Pick out all lines of the entries that include the word "Punkte" and copy them.

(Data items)
▼▼▼

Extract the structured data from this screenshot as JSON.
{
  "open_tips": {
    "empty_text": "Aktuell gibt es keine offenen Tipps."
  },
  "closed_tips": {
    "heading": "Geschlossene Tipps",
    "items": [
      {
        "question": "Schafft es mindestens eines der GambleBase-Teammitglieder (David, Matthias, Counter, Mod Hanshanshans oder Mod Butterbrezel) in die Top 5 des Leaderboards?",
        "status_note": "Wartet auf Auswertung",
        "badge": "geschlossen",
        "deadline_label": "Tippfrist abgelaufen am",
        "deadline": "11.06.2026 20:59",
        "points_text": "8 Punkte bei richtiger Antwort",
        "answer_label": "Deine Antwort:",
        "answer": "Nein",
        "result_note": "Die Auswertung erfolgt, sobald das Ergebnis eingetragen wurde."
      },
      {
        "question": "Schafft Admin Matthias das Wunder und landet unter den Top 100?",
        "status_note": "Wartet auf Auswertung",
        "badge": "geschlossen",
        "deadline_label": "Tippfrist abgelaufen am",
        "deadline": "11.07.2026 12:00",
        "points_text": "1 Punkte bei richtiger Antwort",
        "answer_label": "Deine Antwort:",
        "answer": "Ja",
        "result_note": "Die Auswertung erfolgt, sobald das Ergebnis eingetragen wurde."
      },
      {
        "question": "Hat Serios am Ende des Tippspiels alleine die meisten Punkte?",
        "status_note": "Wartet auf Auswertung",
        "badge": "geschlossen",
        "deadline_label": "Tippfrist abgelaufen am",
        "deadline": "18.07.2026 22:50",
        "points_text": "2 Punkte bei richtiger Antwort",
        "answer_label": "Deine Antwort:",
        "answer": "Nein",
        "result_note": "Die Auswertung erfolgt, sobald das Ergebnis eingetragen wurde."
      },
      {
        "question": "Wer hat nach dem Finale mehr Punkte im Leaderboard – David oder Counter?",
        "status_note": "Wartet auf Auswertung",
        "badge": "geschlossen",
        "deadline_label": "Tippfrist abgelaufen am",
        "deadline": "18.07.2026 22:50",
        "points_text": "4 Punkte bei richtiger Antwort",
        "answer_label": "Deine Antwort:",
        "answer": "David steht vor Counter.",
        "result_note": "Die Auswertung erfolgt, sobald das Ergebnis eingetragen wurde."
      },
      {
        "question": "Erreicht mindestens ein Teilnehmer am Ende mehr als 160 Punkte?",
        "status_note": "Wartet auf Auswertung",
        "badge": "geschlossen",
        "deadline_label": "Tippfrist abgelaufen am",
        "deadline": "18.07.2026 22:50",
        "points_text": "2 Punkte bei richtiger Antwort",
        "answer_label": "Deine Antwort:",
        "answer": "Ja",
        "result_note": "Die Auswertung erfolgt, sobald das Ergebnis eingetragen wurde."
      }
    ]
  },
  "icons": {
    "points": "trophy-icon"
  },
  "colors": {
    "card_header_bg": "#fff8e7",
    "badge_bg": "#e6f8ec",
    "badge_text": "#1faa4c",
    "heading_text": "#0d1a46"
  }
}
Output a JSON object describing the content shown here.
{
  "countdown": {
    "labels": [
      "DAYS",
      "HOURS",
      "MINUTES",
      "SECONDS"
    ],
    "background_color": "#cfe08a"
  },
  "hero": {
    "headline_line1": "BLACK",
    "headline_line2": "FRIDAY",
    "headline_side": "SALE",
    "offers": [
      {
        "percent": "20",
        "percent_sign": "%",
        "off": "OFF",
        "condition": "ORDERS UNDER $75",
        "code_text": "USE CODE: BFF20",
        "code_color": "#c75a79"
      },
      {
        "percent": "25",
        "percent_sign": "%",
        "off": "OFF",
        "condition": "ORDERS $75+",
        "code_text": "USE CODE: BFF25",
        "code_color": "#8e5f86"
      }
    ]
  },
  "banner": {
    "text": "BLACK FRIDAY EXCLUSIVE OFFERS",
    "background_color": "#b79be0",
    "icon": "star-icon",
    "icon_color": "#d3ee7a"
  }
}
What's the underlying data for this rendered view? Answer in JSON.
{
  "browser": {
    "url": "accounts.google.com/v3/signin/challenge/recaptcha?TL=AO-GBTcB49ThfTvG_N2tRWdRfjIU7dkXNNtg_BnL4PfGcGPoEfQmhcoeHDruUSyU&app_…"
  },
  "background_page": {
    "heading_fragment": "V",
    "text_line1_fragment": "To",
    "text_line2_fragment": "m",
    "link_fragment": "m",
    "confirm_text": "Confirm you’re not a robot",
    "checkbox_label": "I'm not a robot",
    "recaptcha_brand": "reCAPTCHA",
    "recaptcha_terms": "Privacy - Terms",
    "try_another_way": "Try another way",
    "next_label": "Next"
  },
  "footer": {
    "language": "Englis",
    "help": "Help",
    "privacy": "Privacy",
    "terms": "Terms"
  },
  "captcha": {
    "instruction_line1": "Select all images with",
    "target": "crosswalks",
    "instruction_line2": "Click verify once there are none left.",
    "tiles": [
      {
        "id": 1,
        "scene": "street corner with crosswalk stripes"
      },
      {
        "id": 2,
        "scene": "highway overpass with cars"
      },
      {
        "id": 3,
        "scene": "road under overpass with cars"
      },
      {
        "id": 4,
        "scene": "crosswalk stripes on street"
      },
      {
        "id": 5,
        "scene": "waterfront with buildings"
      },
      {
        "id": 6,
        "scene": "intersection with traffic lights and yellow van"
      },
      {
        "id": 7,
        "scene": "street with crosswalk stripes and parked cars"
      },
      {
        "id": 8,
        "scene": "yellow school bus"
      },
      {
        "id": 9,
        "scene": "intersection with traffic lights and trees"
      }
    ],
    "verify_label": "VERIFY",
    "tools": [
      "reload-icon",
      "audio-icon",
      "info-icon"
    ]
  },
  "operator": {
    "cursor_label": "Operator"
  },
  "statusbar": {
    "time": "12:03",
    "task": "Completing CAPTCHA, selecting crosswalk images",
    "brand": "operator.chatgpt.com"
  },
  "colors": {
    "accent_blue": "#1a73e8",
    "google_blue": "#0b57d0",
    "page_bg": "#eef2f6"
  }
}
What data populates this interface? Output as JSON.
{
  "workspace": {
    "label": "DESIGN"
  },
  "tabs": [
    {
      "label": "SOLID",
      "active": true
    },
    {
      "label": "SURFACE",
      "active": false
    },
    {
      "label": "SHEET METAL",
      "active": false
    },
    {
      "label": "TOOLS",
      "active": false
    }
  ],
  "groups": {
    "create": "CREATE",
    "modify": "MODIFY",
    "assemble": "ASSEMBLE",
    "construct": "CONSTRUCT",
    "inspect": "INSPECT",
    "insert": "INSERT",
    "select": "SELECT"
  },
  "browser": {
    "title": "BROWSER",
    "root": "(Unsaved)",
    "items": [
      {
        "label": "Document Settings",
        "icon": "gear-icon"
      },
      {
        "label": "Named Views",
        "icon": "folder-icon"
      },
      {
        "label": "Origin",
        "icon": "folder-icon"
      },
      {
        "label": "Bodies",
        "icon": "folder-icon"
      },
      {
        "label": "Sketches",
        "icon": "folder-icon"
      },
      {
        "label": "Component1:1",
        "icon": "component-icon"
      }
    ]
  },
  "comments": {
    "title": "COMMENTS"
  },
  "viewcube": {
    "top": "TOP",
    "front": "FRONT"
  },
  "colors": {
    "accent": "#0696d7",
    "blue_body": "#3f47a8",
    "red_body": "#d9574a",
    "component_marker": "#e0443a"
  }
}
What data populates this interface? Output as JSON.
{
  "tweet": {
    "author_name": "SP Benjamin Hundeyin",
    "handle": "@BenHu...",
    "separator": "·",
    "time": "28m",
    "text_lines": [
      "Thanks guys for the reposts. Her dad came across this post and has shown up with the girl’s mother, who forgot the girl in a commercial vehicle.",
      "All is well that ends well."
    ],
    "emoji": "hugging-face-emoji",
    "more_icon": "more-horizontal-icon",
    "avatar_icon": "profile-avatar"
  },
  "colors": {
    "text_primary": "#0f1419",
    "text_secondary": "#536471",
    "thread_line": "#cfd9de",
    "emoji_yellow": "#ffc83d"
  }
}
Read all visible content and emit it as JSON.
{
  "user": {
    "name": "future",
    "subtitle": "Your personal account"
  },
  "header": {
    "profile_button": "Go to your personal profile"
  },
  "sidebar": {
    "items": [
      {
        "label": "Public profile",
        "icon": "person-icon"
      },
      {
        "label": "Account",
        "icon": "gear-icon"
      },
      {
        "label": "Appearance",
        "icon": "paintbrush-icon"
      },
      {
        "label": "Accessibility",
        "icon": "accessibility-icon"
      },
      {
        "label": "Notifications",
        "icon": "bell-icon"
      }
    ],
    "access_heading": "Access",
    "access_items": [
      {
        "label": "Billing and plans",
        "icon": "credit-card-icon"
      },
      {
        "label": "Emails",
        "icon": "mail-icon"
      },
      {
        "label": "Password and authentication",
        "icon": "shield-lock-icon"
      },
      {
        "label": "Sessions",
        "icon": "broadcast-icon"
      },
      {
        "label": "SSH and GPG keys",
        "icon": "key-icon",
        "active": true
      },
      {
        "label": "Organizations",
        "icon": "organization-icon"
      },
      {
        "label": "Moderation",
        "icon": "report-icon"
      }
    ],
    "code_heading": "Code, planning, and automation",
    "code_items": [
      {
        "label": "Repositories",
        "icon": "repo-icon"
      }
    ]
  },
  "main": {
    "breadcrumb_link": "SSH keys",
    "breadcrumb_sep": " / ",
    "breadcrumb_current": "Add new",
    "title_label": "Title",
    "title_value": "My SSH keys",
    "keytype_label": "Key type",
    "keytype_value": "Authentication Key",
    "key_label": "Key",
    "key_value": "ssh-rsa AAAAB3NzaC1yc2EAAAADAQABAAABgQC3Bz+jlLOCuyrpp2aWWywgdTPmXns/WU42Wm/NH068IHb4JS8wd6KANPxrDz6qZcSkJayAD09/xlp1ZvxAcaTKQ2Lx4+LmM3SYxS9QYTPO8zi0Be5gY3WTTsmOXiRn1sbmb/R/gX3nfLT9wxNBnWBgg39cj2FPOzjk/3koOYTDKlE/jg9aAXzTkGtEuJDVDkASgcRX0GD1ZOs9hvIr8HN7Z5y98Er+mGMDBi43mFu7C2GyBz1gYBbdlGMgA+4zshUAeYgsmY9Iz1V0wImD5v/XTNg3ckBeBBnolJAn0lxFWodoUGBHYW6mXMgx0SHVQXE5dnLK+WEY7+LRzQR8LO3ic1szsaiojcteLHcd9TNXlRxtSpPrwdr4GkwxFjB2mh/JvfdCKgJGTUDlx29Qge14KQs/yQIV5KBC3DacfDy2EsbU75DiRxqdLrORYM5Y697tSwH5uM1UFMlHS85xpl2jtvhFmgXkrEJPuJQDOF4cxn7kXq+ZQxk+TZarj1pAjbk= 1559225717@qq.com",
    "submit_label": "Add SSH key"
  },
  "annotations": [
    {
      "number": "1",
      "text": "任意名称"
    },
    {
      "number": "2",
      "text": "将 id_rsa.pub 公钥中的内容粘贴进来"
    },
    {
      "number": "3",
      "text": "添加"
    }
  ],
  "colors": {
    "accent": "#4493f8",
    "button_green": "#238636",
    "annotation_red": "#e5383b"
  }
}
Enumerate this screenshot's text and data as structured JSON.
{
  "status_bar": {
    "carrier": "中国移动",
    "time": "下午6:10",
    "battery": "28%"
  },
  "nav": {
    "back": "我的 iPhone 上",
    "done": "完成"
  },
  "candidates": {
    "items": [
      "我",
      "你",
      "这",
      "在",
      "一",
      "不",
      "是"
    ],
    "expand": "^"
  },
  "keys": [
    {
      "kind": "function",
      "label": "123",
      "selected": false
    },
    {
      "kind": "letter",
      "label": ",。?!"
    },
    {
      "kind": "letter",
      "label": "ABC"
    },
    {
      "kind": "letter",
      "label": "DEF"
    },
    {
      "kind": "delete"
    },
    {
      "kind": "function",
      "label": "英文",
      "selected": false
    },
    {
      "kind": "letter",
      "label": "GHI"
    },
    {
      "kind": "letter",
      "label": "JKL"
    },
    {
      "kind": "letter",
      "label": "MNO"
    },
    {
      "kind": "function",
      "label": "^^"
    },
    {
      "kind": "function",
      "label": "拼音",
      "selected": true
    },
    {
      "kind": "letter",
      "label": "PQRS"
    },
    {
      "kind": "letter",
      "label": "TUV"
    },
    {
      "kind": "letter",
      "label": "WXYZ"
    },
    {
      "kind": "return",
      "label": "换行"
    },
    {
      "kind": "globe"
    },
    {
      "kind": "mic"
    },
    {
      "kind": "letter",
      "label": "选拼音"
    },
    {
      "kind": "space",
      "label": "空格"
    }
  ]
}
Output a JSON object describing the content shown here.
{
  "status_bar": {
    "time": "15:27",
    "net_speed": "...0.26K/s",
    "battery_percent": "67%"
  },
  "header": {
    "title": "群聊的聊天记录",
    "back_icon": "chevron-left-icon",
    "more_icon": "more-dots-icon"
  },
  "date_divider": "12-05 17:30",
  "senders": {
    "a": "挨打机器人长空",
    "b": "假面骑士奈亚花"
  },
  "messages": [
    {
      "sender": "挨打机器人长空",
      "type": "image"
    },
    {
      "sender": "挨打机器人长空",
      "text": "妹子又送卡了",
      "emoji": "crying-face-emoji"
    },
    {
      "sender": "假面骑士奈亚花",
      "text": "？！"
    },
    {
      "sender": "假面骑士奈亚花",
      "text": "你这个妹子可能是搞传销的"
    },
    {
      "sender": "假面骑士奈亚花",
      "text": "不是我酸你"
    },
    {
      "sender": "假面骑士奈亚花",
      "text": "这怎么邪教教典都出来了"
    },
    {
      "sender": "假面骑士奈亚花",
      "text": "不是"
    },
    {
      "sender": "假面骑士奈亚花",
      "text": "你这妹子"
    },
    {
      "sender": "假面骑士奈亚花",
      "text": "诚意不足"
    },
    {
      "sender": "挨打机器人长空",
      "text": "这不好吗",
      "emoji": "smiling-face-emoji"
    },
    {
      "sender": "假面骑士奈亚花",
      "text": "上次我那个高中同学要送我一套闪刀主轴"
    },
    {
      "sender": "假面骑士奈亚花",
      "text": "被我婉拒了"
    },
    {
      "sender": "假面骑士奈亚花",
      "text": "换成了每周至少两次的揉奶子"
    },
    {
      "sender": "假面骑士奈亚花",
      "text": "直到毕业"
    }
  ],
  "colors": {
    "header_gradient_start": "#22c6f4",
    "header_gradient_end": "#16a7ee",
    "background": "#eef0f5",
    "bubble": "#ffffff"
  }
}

▲▲▲

#### Result of the exercise:
        "points_text": "8 Punkte bei richtiger Antwort",
        "points_text": "1 Punkte bei richtiger Antwort",
        "question": "Hat Serios am Ende des Tippspiels alleine die meisten Punkte?",
        "points_text": "2 Punkte bei richtiger Antwort",
        "question": "Wer hat nach dem Finale mehr Punkte im Leaderboard – David oder Counter?",
        "points_text": "4 Punkte bei richtiger Antwort",
        "question": "Erreicht mindestens ein Teilnehmer am Ende mehr als 160 Punkte?",
        "points_text": "2 Punkte bei richtiger Antwort",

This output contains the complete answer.